**DO THIS**
Restate every entry word for word.

**SUPPLIED MATERIAL**

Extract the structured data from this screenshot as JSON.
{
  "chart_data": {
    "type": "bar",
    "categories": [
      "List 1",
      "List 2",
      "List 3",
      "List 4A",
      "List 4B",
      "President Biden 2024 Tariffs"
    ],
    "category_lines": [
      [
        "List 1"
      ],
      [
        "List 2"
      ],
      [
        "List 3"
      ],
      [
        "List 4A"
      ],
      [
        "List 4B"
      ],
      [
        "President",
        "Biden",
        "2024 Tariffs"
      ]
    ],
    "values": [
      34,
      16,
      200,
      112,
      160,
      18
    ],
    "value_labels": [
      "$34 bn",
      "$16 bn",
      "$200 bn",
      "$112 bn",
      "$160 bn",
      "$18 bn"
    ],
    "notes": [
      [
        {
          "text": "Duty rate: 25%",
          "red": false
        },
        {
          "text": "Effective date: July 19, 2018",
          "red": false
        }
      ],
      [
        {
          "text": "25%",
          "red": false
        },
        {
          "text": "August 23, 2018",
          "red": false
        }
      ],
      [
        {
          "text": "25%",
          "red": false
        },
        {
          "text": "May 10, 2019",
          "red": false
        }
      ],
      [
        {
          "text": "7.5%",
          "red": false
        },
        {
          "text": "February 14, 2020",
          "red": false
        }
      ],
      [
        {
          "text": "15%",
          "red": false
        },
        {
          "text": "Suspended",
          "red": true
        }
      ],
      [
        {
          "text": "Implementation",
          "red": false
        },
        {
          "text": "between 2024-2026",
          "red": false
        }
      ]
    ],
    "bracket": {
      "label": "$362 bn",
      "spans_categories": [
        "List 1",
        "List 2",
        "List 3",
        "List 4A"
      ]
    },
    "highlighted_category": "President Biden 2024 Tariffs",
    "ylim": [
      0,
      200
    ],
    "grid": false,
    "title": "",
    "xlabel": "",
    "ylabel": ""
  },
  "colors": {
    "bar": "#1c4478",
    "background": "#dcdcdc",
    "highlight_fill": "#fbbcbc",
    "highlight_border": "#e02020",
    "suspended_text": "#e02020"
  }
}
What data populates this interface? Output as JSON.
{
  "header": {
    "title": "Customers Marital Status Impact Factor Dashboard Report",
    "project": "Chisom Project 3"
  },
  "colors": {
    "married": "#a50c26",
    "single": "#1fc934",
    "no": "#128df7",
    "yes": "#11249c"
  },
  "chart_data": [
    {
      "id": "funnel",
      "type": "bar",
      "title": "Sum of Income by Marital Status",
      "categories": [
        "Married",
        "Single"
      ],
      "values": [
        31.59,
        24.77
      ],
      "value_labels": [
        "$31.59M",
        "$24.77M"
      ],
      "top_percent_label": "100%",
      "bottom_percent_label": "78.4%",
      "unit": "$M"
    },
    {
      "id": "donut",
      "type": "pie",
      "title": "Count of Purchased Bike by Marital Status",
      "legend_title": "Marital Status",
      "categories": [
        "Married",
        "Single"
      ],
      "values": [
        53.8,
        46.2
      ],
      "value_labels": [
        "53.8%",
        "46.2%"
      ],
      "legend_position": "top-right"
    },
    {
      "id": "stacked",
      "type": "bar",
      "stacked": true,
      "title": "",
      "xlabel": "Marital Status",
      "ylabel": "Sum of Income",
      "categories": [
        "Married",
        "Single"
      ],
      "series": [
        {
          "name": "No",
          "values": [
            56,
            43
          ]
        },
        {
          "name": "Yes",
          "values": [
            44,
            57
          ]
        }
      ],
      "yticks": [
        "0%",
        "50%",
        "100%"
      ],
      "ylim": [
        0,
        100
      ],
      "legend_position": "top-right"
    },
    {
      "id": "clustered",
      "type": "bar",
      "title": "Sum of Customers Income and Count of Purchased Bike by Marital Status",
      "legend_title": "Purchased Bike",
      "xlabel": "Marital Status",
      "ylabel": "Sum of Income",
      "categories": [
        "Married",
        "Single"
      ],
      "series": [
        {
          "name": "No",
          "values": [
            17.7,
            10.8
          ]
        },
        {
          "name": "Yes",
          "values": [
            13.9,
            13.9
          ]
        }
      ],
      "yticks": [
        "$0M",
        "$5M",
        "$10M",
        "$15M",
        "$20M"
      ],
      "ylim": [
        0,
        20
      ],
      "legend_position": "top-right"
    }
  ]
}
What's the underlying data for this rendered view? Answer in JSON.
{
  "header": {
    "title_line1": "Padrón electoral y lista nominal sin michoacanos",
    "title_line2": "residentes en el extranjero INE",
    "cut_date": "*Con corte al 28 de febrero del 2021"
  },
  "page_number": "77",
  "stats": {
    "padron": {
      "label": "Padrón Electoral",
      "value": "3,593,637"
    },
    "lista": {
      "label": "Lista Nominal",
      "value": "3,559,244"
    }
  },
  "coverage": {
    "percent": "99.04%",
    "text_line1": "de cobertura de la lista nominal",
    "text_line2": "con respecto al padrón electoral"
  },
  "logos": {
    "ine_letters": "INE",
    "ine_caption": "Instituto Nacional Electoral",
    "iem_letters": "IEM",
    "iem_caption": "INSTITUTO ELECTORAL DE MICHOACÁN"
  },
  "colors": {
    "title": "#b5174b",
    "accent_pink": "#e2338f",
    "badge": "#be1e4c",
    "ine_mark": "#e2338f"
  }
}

**SOLUTION FOR THIS PROBLEM**
Extract the structured data from this screenshot as JSON.
{
  "chart_data": {
    "type": "bar",
    "categories": [
      "List 1",
      "List 2",
      "List 3",
      "List 4A",
      "List 4B",
      "President Biden 2024 Tariffs"
    ],
    "category_lines": [
      [
        "List 1"
      ],
      [
        "List 2"
      ],
      [
        "List 3"
      ],
      [
        "List 4A"
      ],
      [
        "List 4B"
      ],
      [
        "President",
        "Biden",
        "2024 Tariffs"
      ]
    ],
    "values": [
      34,
      16,
      200,
      112,
      160,
      18
    ],
    "value_labels": [
      "$34 bn",
      "$16 bn",
      "$200 bn",
      "$112 bn",
      "$160 bn",
      "$18 bn"
    ],
    "notes": [
      [
        {
          "text": "Duty rate: 25%",
          "red": false
        },
        {
          "text": "Effective date: July 19, 2018",
          "red": false
        }
      ],
      [
        {
          "text": "25%",
          "red": false
        },
        {
          "text": "August 23, 2018",
          "red": false
        }
      ],
      [
        {
          "text": "25%",
          "red": false
        },
        {
          "text": "May 10, 2019",
          "red": false
        }
      ],
      [
        {
          "text": "7.5%",
          "red": false
        },
        {
          "text": "February 14, 2020",
          "red": false
        }
      ],
      [
        {
          "text": "15%",
          "red": false
        },
        {
          "text": "Suspended",
          "red": true
        }
      ],
      [
        {
          "text": "Implementation",
          "red": false
        },
        {
          "text": "between 2024-2026",
          "red": false
        }
      ]
    ],
    "bracket": {
      "label": "$362 bn",
      "spans_categories": [
        "List 1",
        "List 2",
        "List 3",
        "List 4A"
      ]
    },
    "highlighted_category": "President Biden 2024 Tariffs",
    "ylim": [
      0,
      200
    ],
    "grid": false,
    "title": "",
    "xlabel": "",
    "ylabel": ""
  },
  "colors": {
    "bar": "#1c4478",
    "background": "#dcdcdc",
    "highlight_fill": "#fbbcbc",
    "highlight_border": "#e02020",
    "suspended_text": "#e02020"
  }
}
What data populates this interface? Output as JSON.
{
  "header": {
    "title": "Customers Marital Status Impact Factor Dashboard Report",
    "project": "Chisom Project 3"
  },
  "colors": {
    "married": "#a50c26",
    "single": "#1fc934",
    "no": "#128df7",
    "yes": "#11249c"
  },
  "chart_data": [
    {
      "id": "funnel",
      "type": "bar",
      "title": "Sum of Income by Marital Status",
      "categories": [
        "Married",
        "Single"
      ],
      "values": [
        31.59,
        24.77
      ],
      "value_labels": [
        "$31.59M",
        "$24.77M"
      ],
      "top_percent_label": "100%",
      "bottom_percent_label": "78.4%",
      "unit": "$M"
    },
    {
      "id": "donut",
      "type": "pie",
      "title": "Count of Purchased Bike by Marital Status",
      "legend_title": "Marital Status",
      "categories": [
        "Married",
        "Single"
      ],
      "values": [
        53.8,
        46.2
      ],
      "value_labels": [
        "53.8%",
        "46.2%"
      ],
      "legend_position": "top-right"
    },
    {
      "id": "stacked",
      "type": "bar",
      "stacked": true,
      "title": "",
      "xlabel": "Marital Status",
      "ylabel": "Sum of Income",
      "categories": [
        "Married",
        "Single"
      ],
      "series": [
        {
          "name": "No",
          "values": [
            56,
            43
          ]
        },
        {
          "name": "Yes",
          "values": [
            44,
            57
          ]
        }
      ],
      "yticks": [
        "0%",
        "50%",
        "100%"
      ],
      "ylim": [
        0,
        100
      ],
      "legend_position": "top-right"
    },
    {
      "id": "clustered",
      "type": "bar",
      "title": "Sum of Customers Income and Count of Purchased Bike by Marital Status",
      "legend_title": "Purchased Bike",
      "xlabel": "Marital Status",
      "ylabel": "Sum of Income",
      "categories": [
        "Married",
        "Single"
      ],
      "series": [
        {
          "name": "No",
          "values": [
            17.7,
            10.8
          ]
        },
        {
          "name": "Yes",
          "values": [
            13.9,
            13.9
          ]
        }
      ],
      "yticks": [
        "$0M",
        "$5M",
        "$10M",
        "$15M",
        "$20M"
      ],
      "ylim": [
        0,
        20
      ],
      "legend_position": "top-right"
    }
  ]
}
What's the underlying data for this rendered view? Answer in JSON.
{
  "header": {
    "title_line1": "Padrón electoral y lista nominal sin michoacanos",
    "title_line2": "residentes en el extranjero INE",
    "cut_date": "*Con corte al 28 de febrero del 2021"
  },
  "page_number": "77",
  "stats": {
    "padron": {
      "label": "Padrón Electoral",
      "value": "3,593,637"
    },
    "lista": {
      "label": "Lista Nominal",
      "value": "3,559,244"
    }
  },
  "coverage": {
    "percent": "99.04%",
    "text_line1": "de cobertura de la lista nominal",
    "text_line2": "con respecto al padrón electoral"
  },
  "logos": {
    "ine_letters": "INE",
    "ine_caption": "Instituto Nacional Electoral",
    "iem_letters": "IEM",
    "iem_caption": "INSTITUTO ELECTORAL DE MICHOACÁN"
  },
  "colors": {
    "title": "#b5174b",
    "accent_pink": "#e2338f",
    "badge": "#be1e4c",
    "ine_mark": "#e2338f"
  }
}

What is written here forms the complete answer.